» **GOAL**: Write out the whole listing exactly as it stands.

» **GIVEN RECORDS**:
========================================================================

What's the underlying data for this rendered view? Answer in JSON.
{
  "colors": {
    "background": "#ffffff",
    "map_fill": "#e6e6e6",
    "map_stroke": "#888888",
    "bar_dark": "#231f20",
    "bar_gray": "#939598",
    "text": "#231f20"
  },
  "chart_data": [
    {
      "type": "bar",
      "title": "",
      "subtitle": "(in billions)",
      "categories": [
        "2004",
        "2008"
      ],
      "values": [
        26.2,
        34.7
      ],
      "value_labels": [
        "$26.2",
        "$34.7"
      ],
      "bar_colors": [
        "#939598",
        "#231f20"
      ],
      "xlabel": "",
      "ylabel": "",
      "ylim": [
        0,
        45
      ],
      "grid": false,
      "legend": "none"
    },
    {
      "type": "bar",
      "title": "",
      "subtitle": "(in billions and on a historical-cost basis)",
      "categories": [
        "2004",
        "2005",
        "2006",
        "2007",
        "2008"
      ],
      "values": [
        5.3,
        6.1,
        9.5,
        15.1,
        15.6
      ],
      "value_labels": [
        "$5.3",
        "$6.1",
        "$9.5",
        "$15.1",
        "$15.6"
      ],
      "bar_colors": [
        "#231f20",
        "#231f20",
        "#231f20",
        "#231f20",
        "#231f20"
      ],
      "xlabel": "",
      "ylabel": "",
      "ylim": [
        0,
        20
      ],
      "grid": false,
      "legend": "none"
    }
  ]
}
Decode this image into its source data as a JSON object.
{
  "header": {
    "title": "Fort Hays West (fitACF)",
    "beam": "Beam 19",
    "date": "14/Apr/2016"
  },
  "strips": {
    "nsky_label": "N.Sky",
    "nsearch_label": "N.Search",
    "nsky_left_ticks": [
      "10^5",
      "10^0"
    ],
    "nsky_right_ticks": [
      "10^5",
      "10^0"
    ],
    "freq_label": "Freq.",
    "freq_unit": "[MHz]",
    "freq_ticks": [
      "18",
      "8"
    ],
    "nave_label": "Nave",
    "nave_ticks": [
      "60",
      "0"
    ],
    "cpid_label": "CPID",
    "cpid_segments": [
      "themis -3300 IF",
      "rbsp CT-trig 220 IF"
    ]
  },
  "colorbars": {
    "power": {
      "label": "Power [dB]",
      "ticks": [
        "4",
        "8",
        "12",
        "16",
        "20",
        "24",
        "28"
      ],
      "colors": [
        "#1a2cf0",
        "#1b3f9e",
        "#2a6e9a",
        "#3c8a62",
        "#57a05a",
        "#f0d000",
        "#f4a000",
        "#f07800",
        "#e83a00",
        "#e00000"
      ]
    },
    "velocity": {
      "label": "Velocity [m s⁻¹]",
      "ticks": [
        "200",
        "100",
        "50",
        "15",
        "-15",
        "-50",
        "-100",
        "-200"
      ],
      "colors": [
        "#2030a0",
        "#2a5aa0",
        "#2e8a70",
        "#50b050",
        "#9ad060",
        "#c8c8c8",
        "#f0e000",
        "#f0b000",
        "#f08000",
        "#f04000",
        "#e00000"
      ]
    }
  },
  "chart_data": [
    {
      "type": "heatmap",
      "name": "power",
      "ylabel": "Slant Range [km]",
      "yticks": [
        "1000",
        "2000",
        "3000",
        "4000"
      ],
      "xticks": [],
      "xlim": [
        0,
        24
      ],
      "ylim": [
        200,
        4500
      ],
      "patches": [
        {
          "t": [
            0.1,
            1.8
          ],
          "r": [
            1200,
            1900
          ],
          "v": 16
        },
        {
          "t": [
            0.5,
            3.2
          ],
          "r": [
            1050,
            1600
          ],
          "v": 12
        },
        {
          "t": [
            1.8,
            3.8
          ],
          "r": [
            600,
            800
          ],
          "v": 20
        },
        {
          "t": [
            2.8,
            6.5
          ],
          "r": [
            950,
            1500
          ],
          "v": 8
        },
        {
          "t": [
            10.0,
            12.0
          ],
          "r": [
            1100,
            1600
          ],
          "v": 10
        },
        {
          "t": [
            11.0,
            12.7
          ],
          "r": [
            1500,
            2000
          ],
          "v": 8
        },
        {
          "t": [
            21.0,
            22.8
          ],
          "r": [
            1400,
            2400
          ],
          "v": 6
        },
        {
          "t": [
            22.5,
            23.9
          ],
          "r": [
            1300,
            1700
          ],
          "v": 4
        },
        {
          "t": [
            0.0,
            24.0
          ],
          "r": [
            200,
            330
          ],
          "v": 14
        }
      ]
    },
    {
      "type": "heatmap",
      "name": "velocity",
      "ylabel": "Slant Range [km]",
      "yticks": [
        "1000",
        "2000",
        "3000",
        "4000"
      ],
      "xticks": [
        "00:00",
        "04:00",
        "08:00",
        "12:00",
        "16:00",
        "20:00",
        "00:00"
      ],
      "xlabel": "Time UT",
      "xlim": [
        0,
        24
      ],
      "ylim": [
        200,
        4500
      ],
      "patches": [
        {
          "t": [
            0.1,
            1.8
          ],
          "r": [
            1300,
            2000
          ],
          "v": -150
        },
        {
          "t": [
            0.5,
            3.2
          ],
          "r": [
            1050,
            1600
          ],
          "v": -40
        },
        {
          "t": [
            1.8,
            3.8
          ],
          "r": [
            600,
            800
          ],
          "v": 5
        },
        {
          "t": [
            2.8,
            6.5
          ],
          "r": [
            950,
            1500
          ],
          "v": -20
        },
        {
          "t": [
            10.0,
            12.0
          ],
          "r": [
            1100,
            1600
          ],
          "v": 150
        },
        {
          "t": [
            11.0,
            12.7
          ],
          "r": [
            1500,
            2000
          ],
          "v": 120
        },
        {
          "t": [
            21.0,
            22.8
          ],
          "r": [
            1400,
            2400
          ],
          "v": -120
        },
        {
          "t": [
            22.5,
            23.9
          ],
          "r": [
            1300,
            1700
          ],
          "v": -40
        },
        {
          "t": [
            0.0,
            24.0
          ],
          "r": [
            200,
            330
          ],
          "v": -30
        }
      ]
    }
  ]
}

========================================================================

» **SOLUTION**:
What's the underlying data for this rendered view? Answer in JSON.
{
  "colors": {
    "background": "#ffffff",
    "map_fill": "#e6e6e6",
    "map_stroke": "#888888",
    "bar_dark": "#231f20",
    "bar_gray": "#939598",
    "text": "#231f20"
  },
  "chart_data": [
    {
      "type": "bar",
      "title": "",
      "subtitle": "(in billions)",
      "categories": [
        "2004",
        "2008"
      ],
      "values": [
        26.2,
        34.7
      ],
      "value_labels": [
        "$26.2",
        "$34.7"
      ],
      "bar_colors": [
        "#939598",
        "#231f20"
      ],
      "xlabel": "",
      "ylabel": "",
      "ylim": [
        0,
        45
      ],
      "grid": false,
      "legend": "none"
    },
    {
      "type": "bar",
      "title": "",
      "subtitle": "(in billions and on a historical-cost basis)",
      "categories": [
        "2004",
        "2005",
        "2006",
        "2007",
        "2008"
      ],
      "values": [
        5.3,
        6.1,
        9.5,
        15.1,
        15.6
      ],
      "value_labels": [
        "$5.3",
        "$6.1",
        "$9.5",
        "$15.1",
        "$15.6"
      ],
      "bar_colors": [
        "#231f20",
        "#231f20",
        "#231f20",
        "#231f20",
        "#231f20"
      ],
      "xlabel": "",
      "ylabel": "",
      "ylim": [
        0,
        20
      ],
      "grid": false,
      "legend": "none"
    }
  ]
}
Decode this image into its source data as a JSON object.
{
  "header": {
    "title": "Fort Hays West (fitACF)",
    "beam": "Beam 19",
    "date": "14/Apr/2016"
  },
  "strips": {
    "nsky_label": "N.Sky",
    "nsearch_label": "N.Search",
    "nsky_left_ticks": [
      "10^5",
      "10^0"
    ],
    "nsky_right_ticks": [
      "10^5",
      "10^0"
    ],
    "freq_label": "Freq.",
    "freq_unit": "[MHz]",
    "freq_ticks": [
      "18",
      "8"
    ],
    "nave_label": "Nave",
    "nave_ticks": [
      "60",
      "0"
    ],
    "cpid_label": "CPID",
    "cpid_segments": [
      "themis -3300 IF",
      "rbsp CT-trig 220 IF"
    ]
  },
  "colorbars": {
    "power": {
      "label": "Power [dB]",
      "ticks": [
        "4",
        "8",
        "12",
        "16",
        "20",
        "24",
        "28"
      ],
      "colors": [
        "#1a2cf0",
        "#1b3f9e",
        "#2a6e9a",
        "#3c8a62",
        "#57a05a",
        "#f0d000",
        "#f4a000",
        "#f07800",
        "#e83a00",
        "#e00000"
      ]
    },
    "velocity": {
      "label": "Velocity [m s⁻¹]",
      "ticks": [
        "200",
        "100",
        "50",
        "15",
        "-15",
        "-50",
        "-100",
        "-200"
      ],
      "colors": [
        "#2030a0",
        "#2a5aa0",
        "#2e8a70",
        "#50b050",
        "#9ad060",
        "#c8c8c8",
        "#f0e000",
        "#f0b000",
        "#f08000",
        "#f04000",
        "#e00000"
      ]
    }
  },
  "chart_data": [
    {
      "type": "heatmap",
      "name": "power",
      "ylabel": "Slant Range [km]",
      "yticks": [
        "1000",
        "2000",
        "3000",
        "4000"
      ],
      "xticks": [],
      "xlim": [
        0,
        24
      ],
      "ylim": [
        200,
        4500
      ],
      "patches": [
        {
          "t": [
            0.1,
            1.8
          ],
          "r": [
            1200,
            1900
          ],
          "v": 16
        },
        {
          "t": [
            0.5,
            3.2
          ],
          "r": [
            1050,
            1600
          ],
          "v": 12
        },
        {
          "t": [
            1.8,
            3.8
          ],
          "r": [
            600,
            800
          ],
          "v": 20
        },
        {
          "t": [
            2.8,
            6.5
          ],
          "r": [
            950,
            1500
          ],
          "v": 8
        },
        {
          "t": [
            10.0,
            12.0
          ],
          "r": [
            1100,
            1600
          ],
          "v": 10
        },
        {
          "t": [
            11.0,
            12.7
          ],
          "r": [
            1500,
            2000
          ],
          "v": 8
        },
        {
          "t": [
            21.0,
            22.8
          ],
          "r": [
            1400,
            2400
          ],
          "v": 6
        },
        {
          "t": [
            22.5,
            23.9
          ],
          "r": [
            1300,
            1700
          ],
          "v": 4
        },
        {
          "t": [
            0.0,
            24.0
          ],
          "r": [
            200,
            330
          ],
          "v": 14
        }
      ]
    },
    {
      "type": "heatmap",
      "name": "velocity",
      "ylabel": "Slant Range [km]",
      "yticks": [
        "1000",
        "2000",
        "3000",
        "4000"
      ],
      "xticks": [
        "00:00",
        "04:00",
        "08:00",
        "12:00",
        "16:00",
        "20:00",
        "00:00"
      ],
      "xlabel": "Time UT",
      "xlim": [
        0,
        24
      ],
      "ylim": [
        200,
        4500
      ],
      "patches": [
        {
          "t": [
            0.1,
            1.8
          ],
          "r": [
            1300,
            2000
          ],
          "v": -150
        },
        {
          "t": [
            0.5,
            3.2
          ],
          "r": [
            1050,
            1600
          ],
          "v": -40
        },
        {
          "t": [
            1.8,
            3.8
          ],
          "r": [
            600,
            800
          ],
          "v": 5
        },
        {
          "t": [
            2.8,
            6.5
          ],
          "r": [
            950,
            1500
          ],
          "v": -20
        },
        {
          "t": [
            10.0,
            12.0
          ],
          "r": [
            1100,
            1600
          ],
          "v": 150
        },
        {
          "t": [
            11.0,
            12.7
          ],
          "r": [
            1500,
            2000
          ],
          "v": 120
        },
        {
          "t": [
            21.0,
            22.8
          ],
          "r": [
            1400,
            2400
          ],
          "v": -120
        },
        {
          "t": [
            22.5,
            23.9
          ],
          "r": [
            1300,
            1700
          ],
          "v": -40
        },
        {
          "t": [
            0.0,
            24.0
          ],
          "r": [
            200,
            330
          ],
          "v": -30
        }
      ]
    }
  ]
}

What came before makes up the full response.